_Document excerpt_.
>>>>

After another few weeks of foraging, the chicks begin to take their first flights. The adults fly south one by one, and by mid-August the fledglings have followed. The shoreline at the point feels lonely and eerily quiet without the plovers. Our friends have left for three seasons and the work of the monitor is complete for the year.

The work is immensely gratifying. And, as such, there is a paradox that inheres. Up close, monitors know these birds as individuals. We hold them briefly in the hands at banding, do a slow dance along the shore to pass one another without alarm; we celebrate when their eggs hatch and the chicks take first flight, mourn when they die. We say goodbye high summer until the following spring. But they are wild, too. The paradox is one between closeness and wildness. Those things we claim to hold just as soon wriggle between the fingers and fly away.

If we are to see the Great Lakes population of piping plovers continue to recover, along with that of their beleaguered cohabitants — to see our collective habitat, home, begin to swing back toward fullness — we must acknowledge and puzzle with this paradox. We must learn to understand these creatures as simultaneously entwined with human activity and possessing an inherent, unruly freedom. Then we can honor them not simply as numbers in a population but as individuals, as wild neighbors, even as kin. And recognize that their flourishing is our flourishing. We share this shrine, after all.

Here, approaching the end of August, a new season has come to Dimmick’s Point. Migrating shorebirds stop to rest on their way south from the Arctic, sand cherries ripen to burgundy among the dunes and the last Pitcher’s thistle blooms go to seed and rise into the air. Waves break at shore and cottonwood leaves rattle dry in the wind. I say my goodbyes until the plovers return next spring.

<<<<

_Given task A_.
In the piping plover text, by what point in the summer have the fledglings followed the adults south?
The piping plover text and the listing that follows it are unrelated.

_Records shown_.
>>>>

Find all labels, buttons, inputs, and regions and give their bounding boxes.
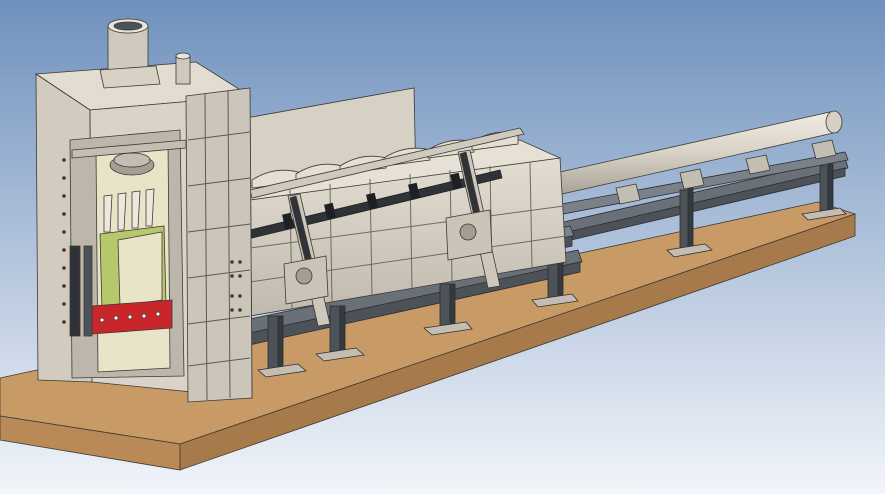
scene-canvas[interactable] xyxy=(0,0,885,494)
cad-3d-viewport[interactable] xyxy=(0,0,885,494)
shear-press-housing xyxy=(34,61,253,403)
small-vent-pipe xyxy=(175,52,191,85)
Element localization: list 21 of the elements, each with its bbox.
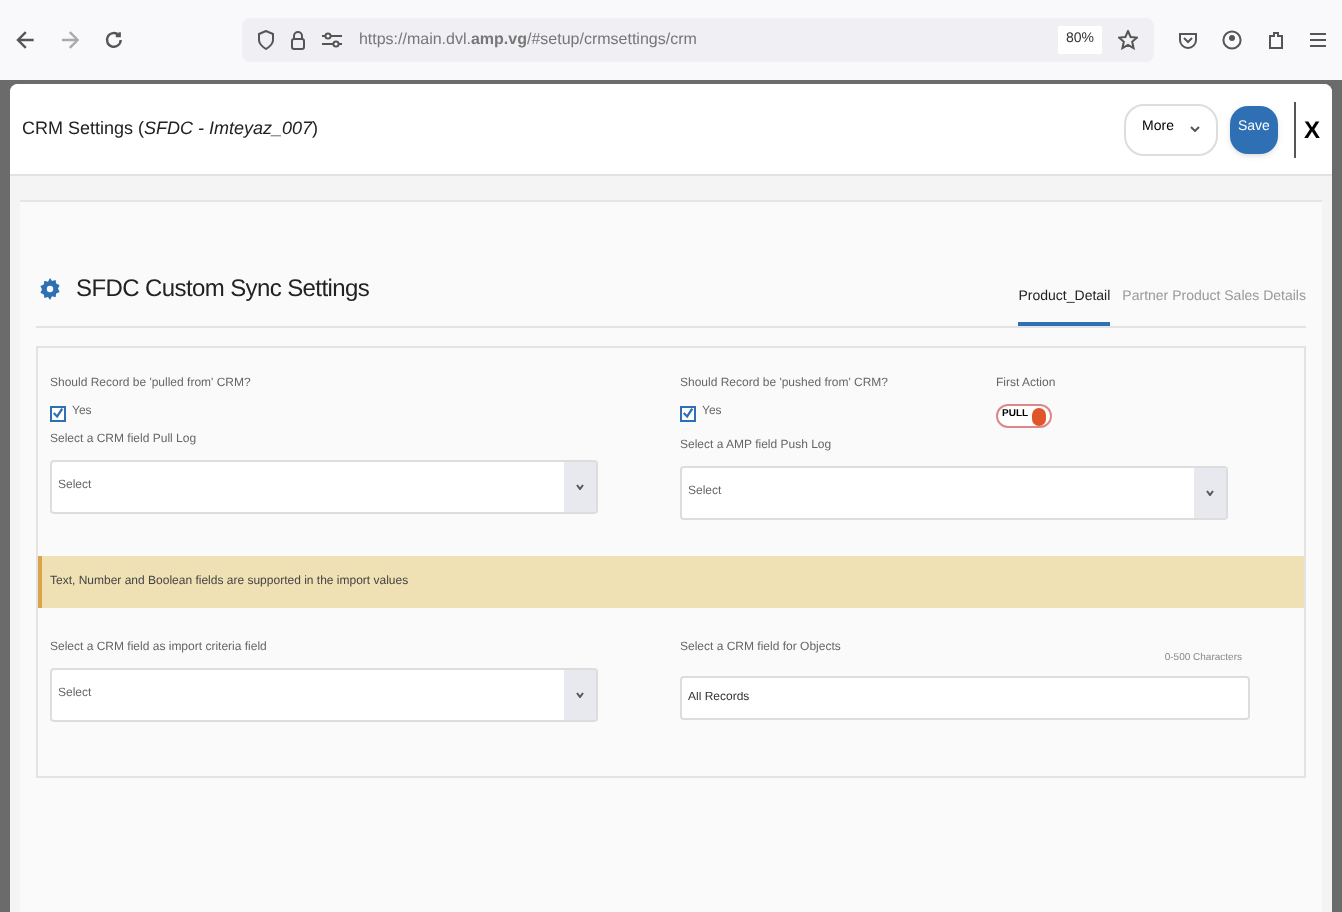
gear-icon (40, 277, 60, 299)
close-button[interactable]: X (1303, 111, 1320, 147)
menu-icon[interactable] (1310, 30, 1326, 50)
account-icon[interactable] (1222, 30, 1242, 50)
modal-title: CRM Settings (SFDC - Imteyaz_007) (22, 115, 319, 142)
permissions-icon[interactable] (322, 32, 343, 48)
star-icon[interactable] (1118, 30, 1138, 50)
caret-icon (1206, 490, 1214, 496)
pocket-icon[interactable] (1178, 30, 1198, 50)
extensions-icon[interactable] (1266, 30, 1286, 50)
url-text: https://main.dvl.amp.vg/#setup/crmsettings/crm (358, 28, 699, 52)
back-icon[interactable] (16, 30, 36, 50)
checkbox[interactable] (680, 405, 696, 421)
lock-icon (290, 30, 307, 50)
shield-icon (258, 30, 275, 50)
caret-icon (1189, 126, 1200, 132)
reload-icon[interactable] (103, 30, 123, 50)
caret-icon (576, 484, 584, 490)
checkbox[interactable] (50, 405, 66, 421)
caret-icon (576, 692, 584, 698)
section-title: SFDC Custom Sync Settings (76, 272, 370, 306)
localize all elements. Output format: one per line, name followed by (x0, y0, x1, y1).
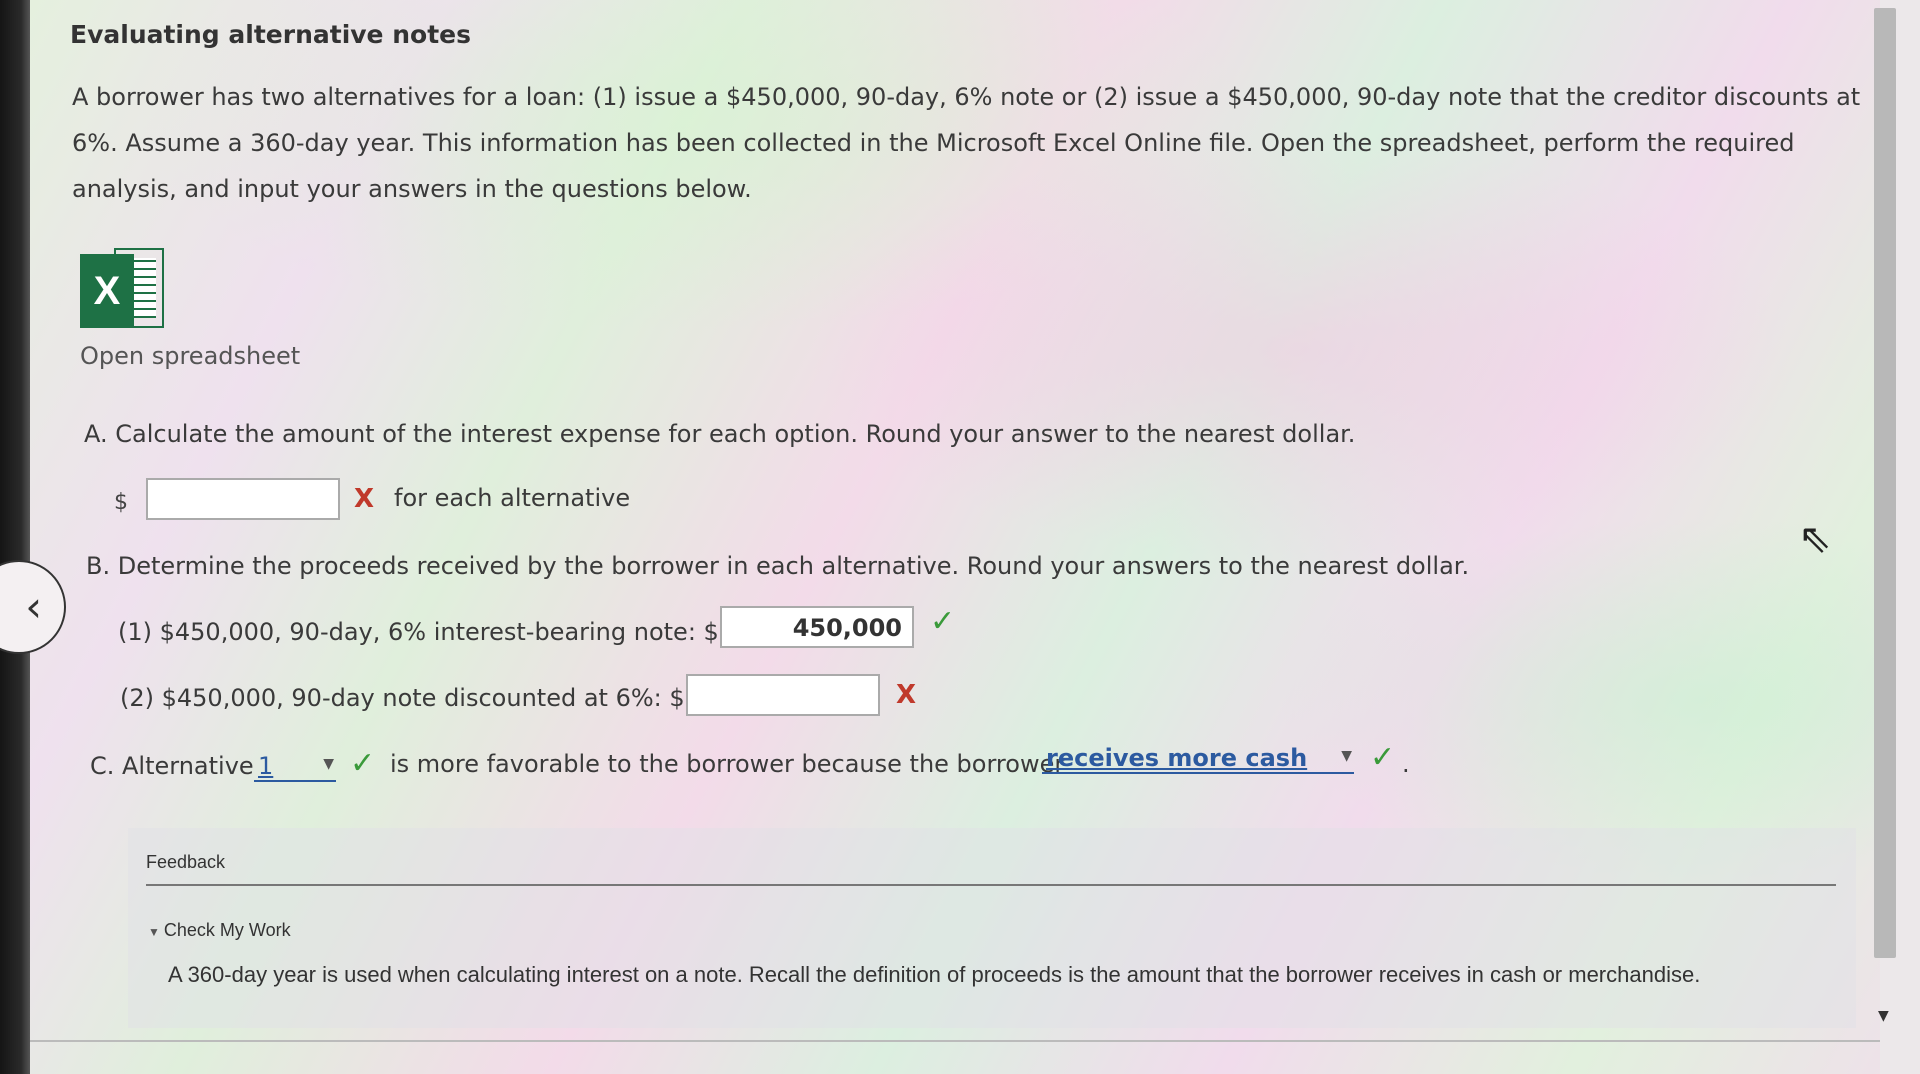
check-my-work-label: Check My Work (163, 920, 291, 940)
feedback-divider (146, 884, 1836, 886)
part-b-item1-label: (1) $450,000, 90-day, 6% interest-bearin… (118, 618, 719, 646)
scroll-down-arrow-icon[interactable]: ▼ (1878, 1008, 1889, 1024)
correct-check-icon: ✓ (350, 746, 376, 781)
reason-selected-value: receives more cash (1046, 744, 1308, 772)
feedback-label: Feedback (146, 852, 226, 872)
incorrect-x-icon: X (896, 680, 917, 710)
problem-statement: A borrower has two alternatives for a lo… (72, 83, 1861, 203)
bottom-divider (30, 1040, 1880, 1042)
mouse-pointer-icon: ⇖ (1798, 516, 1832, 562)
screen-bezel (0, 0, 30, 1074)
alternative-selected-value: 1 (258, 752, 274, 780)
triangle-down-icon: ▼ (148, 925, 160, 939)
excel-logo-letter: X (80, 254, 134, 328)
reason-select[interactable]: receives more cash ▼ (1042, 744, 1354, 774)
correct-check-icon: ✓ (1370, 740, 1396, 775)
part-b-prompt: B. Determine the proceeds received by th… (86, 552, 1470, 580)
chevron-left-icon: ‹ (25, 582, 42, 631)
interest-expense-input[interactable] (146, 478, 340, 520)
scrollbar-thumb[interactable] (1874, 8, 1896, 958)
incorrect-x-icon: X (354, 484, 375, 514)
part-a-currency: $ (114, 490, 128, 515)
part-a-suffix: for each alternative (394, 484, 631, 512)
check-my-work-toggle[interactable]: ▼ Check My Work (148, 920, 291, 941)
back-button[interactable]: ‹ (0, 560, 66, 654)
part-b-item2-label: (2) $450,000, 90-day note discounted at … (120, 684, 685, 712)
chevron-down-icon: ▼ (1341, 748, 1352, 764)
open-spreadsheet-link[interactable]: Open spreadsheet (80, 342, 300, 370)
proceeds-discounted-input[interactable] (686, 674, 880, 716)
part-c-middle: is more favorable to the borrower becaus… (390, 750, 1065, 778)
part-c-prefix: C. Alternative (90, 752, 254, 780)
part-a-prompt: A. Calculate the amount of the interest … (84, 420, 1356, 448)
chevron-down-icon: ▼ (323, 756, 334, 772)
page-title: Evaluating alternative notes (70, 20, 471, 49)
alternative-select[interactable]: 1 ▼ (254, 752, 336, 782)
correct-check-icon: ✓ (930, 604, 956, 639)
excel-icon[interactable]: X (80, 248, 166, 332)
part-c-end: . (1402, 750, 1410, 778)
proceeds-interest-bearing-input[interactable]: 450,000 (720, 606, 914, 648)
feedback-panel (128, 828, 1856, 1028)
feedback-text: A 360-day year is used when calculating … (168, 962, 1701, 987)
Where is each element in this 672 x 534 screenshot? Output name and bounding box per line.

<<<<

_Given task B_.
Rewrite the listing from its first line through the line with "Element localization: list", swapping "interactable" for "clickable" and changing nothing else. Leave the pictures out.

_Task output A_.
By mid-August.

_Task output B_.
Find all labels, buttons, inputs, and regions and give their bounding boxes.
scene-canvas[clickable] xyxy=(0,0,885,494)
cad-3d-viewport[clickable] xyxy=(0,0,885,494)
shear-press-housing xyxy=(34,61,253,403)
small-vent-pipe xyxy=(175,52,191,85)
Element localization: list 21 of the elements, each with its bbox.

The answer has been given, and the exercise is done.